§ TASK GOAL: Only the number is needed. Please count the lines below in which the word "VISp" occurs.

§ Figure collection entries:
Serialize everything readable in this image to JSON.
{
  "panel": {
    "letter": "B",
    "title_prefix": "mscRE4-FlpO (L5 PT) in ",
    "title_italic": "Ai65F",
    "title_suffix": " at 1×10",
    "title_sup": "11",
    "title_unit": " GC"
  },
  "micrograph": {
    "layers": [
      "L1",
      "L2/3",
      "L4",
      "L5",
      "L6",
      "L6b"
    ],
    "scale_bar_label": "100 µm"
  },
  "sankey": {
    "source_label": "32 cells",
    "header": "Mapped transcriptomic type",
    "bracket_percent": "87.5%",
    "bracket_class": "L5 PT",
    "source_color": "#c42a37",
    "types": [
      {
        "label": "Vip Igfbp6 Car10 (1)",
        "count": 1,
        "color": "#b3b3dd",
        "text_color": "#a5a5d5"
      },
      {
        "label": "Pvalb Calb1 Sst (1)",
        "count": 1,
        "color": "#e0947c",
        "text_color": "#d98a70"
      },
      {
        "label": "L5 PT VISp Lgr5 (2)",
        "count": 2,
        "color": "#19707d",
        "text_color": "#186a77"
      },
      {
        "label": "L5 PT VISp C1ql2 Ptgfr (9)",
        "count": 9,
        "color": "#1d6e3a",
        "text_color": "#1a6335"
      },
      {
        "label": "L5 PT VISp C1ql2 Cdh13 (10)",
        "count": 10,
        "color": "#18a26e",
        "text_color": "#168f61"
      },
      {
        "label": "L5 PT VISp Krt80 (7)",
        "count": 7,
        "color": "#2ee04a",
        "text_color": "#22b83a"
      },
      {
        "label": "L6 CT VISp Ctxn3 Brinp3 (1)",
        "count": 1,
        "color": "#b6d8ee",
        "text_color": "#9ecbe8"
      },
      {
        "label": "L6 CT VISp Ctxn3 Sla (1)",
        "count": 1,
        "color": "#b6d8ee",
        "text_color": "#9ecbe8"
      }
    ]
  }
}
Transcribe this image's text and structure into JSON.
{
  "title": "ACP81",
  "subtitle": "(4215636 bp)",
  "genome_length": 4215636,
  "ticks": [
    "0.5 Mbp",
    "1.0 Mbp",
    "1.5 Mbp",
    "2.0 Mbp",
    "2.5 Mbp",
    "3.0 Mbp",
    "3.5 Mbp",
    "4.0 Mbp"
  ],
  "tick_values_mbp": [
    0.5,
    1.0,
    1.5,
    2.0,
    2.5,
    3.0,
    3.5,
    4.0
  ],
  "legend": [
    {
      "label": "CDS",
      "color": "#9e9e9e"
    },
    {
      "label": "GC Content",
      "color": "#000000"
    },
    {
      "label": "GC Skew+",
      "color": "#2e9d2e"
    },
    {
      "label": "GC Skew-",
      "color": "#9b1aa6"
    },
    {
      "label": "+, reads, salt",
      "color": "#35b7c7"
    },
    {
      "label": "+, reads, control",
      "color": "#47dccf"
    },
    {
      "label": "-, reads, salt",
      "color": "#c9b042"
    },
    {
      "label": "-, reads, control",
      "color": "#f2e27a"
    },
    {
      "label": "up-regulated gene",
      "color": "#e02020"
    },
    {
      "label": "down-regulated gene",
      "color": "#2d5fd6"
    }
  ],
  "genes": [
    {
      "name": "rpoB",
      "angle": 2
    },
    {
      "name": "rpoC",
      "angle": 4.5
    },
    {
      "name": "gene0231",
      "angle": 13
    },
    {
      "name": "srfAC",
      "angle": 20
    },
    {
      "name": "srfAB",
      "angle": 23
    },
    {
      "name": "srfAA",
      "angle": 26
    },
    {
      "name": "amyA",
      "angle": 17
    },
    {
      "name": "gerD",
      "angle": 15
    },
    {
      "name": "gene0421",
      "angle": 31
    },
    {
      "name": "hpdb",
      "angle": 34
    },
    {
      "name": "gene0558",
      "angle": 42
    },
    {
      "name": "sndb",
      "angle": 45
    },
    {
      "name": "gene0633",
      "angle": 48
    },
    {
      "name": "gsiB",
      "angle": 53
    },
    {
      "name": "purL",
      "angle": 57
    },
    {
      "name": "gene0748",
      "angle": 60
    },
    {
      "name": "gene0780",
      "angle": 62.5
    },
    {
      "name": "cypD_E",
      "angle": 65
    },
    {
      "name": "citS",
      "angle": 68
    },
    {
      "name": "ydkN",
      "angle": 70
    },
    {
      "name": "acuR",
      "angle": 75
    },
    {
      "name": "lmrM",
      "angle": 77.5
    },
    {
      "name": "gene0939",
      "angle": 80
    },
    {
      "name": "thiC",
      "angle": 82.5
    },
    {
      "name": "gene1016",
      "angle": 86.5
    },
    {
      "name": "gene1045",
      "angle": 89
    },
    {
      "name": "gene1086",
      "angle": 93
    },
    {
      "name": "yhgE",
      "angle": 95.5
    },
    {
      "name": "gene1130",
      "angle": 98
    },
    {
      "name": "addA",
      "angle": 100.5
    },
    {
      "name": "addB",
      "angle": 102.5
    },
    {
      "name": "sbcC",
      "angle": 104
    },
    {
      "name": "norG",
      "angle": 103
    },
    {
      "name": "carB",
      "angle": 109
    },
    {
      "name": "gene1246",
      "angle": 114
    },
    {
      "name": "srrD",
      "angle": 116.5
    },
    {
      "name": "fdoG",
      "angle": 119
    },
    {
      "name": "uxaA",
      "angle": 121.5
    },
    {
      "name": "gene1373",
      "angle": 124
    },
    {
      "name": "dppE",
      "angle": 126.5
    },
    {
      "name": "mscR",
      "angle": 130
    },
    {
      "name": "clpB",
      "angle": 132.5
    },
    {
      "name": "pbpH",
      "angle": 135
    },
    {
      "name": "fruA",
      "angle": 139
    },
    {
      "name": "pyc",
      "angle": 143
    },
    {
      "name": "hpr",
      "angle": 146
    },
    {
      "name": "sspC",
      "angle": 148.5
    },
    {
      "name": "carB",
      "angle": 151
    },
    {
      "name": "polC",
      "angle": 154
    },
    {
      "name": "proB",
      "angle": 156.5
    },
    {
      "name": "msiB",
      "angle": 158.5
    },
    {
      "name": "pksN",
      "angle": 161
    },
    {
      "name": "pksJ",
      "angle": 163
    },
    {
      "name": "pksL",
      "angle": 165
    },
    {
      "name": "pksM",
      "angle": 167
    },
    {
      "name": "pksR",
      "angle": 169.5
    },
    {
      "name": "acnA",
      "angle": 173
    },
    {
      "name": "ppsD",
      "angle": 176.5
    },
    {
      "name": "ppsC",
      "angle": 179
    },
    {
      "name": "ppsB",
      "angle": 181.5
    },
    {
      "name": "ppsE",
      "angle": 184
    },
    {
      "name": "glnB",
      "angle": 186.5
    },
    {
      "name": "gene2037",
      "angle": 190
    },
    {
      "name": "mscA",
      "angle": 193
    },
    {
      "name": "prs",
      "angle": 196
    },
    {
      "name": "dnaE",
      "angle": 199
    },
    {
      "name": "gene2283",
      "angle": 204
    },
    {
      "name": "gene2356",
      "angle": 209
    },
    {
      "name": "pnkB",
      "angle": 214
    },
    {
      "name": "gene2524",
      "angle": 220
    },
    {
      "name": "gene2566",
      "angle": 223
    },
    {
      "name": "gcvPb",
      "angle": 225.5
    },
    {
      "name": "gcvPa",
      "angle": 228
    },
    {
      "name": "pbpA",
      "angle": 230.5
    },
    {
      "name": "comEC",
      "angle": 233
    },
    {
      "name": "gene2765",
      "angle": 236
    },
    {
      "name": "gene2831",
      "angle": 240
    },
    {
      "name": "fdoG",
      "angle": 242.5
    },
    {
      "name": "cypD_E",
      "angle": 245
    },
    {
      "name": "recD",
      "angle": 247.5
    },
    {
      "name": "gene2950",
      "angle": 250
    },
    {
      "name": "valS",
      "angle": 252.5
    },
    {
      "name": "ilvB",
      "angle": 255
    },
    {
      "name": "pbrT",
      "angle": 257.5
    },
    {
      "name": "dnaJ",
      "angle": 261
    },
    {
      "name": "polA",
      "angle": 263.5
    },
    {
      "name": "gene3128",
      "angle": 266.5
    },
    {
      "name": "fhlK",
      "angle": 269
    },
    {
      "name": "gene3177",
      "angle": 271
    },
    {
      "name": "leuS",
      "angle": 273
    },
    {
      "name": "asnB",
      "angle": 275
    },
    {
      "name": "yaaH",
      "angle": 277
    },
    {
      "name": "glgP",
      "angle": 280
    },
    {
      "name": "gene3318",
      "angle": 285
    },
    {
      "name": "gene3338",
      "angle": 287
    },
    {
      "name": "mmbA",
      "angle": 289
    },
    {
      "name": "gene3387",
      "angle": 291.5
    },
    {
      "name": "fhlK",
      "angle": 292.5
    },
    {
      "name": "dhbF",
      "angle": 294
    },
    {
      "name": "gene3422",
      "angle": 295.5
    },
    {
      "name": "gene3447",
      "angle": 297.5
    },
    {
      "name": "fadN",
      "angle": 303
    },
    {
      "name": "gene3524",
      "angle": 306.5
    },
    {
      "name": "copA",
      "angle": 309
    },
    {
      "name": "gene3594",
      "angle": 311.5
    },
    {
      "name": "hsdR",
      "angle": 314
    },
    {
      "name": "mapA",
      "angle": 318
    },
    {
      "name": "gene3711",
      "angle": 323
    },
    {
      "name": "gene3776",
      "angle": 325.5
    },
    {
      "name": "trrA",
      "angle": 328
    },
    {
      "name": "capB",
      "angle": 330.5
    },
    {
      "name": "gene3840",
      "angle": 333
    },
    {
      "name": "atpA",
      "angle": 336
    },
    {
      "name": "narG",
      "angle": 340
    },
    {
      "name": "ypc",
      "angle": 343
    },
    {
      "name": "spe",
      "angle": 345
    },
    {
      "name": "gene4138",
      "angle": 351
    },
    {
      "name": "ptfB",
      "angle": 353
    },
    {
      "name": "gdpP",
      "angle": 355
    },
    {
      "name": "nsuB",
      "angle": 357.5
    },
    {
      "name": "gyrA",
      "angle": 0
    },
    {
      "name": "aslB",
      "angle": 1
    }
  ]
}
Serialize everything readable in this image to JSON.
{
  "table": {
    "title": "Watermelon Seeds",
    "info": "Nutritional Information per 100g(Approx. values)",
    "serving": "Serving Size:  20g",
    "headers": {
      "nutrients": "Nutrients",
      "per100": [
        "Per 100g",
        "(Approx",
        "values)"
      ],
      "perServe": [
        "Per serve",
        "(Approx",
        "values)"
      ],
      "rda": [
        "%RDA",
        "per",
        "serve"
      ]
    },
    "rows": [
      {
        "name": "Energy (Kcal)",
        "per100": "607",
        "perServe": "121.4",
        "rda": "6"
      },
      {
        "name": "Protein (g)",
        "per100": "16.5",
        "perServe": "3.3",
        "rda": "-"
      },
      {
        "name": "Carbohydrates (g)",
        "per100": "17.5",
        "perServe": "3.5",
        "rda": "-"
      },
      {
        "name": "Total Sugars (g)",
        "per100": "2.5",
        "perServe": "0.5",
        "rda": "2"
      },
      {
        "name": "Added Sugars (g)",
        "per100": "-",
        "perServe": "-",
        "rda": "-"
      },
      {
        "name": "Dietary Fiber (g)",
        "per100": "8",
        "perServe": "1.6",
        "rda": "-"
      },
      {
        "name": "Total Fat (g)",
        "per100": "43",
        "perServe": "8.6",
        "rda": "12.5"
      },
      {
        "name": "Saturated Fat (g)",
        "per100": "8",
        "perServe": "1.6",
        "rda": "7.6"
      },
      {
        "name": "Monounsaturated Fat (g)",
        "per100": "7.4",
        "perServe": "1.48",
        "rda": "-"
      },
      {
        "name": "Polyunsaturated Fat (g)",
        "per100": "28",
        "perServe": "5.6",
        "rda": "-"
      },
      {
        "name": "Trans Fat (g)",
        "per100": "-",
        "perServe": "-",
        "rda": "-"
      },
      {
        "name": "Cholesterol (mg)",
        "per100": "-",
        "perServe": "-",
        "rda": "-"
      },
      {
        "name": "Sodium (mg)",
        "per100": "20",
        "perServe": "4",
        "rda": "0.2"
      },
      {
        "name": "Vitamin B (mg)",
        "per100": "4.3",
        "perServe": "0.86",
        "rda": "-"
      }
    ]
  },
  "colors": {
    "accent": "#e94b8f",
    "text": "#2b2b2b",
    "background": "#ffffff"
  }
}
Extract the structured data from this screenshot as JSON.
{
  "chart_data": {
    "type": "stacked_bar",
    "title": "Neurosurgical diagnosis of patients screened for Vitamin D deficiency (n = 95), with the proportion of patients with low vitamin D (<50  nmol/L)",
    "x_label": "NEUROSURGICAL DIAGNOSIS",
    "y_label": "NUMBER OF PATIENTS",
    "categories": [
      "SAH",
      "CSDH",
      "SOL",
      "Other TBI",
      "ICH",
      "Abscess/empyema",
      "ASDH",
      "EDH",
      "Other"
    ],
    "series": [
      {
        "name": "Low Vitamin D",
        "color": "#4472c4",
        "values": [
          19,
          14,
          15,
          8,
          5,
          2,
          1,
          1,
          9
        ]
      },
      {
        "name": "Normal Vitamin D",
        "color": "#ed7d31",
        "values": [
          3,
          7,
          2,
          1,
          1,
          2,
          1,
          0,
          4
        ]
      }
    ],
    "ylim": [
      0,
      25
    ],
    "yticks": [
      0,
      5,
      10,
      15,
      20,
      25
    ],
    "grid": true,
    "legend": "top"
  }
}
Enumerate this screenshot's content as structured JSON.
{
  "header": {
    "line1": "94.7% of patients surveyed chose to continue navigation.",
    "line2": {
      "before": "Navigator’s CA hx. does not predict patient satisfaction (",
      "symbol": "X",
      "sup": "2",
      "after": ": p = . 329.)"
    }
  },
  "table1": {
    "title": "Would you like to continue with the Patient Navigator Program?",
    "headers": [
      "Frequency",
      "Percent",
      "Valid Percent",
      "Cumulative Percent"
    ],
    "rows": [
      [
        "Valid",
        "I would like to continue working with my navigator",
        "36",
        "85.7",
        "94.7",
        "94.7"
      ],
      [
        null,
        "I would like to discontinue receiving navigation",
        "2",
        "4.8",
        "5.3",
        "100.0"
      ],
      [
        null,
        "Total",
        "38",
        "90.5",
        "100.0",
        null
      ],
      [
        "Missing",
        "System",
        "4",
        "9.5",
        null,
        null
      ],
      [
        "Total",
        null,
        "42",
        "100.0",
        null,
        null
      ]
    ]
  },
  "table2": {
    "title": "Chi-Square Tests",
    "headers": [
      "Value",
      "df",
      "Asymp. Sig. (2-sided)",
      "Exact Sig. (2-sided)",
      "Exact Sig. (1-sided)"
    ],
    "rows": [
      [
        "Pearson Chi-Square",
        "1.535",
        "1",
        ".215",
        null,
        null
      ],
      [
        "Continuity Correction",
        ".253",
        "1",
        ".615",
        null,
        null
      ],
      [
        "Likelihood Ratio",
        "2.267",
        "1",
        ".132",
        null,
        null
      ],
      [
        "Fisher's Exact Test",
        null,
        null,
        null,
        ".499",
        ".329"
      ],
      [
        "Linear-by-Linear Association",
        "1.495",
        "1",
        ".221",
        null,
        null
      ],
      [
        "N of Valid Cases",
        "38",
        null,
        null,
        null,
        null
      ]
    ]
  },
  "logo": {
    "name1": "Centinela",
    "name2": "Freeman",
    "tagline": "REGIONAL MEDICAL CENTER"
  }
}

§ WRITTEN ANSWER: 6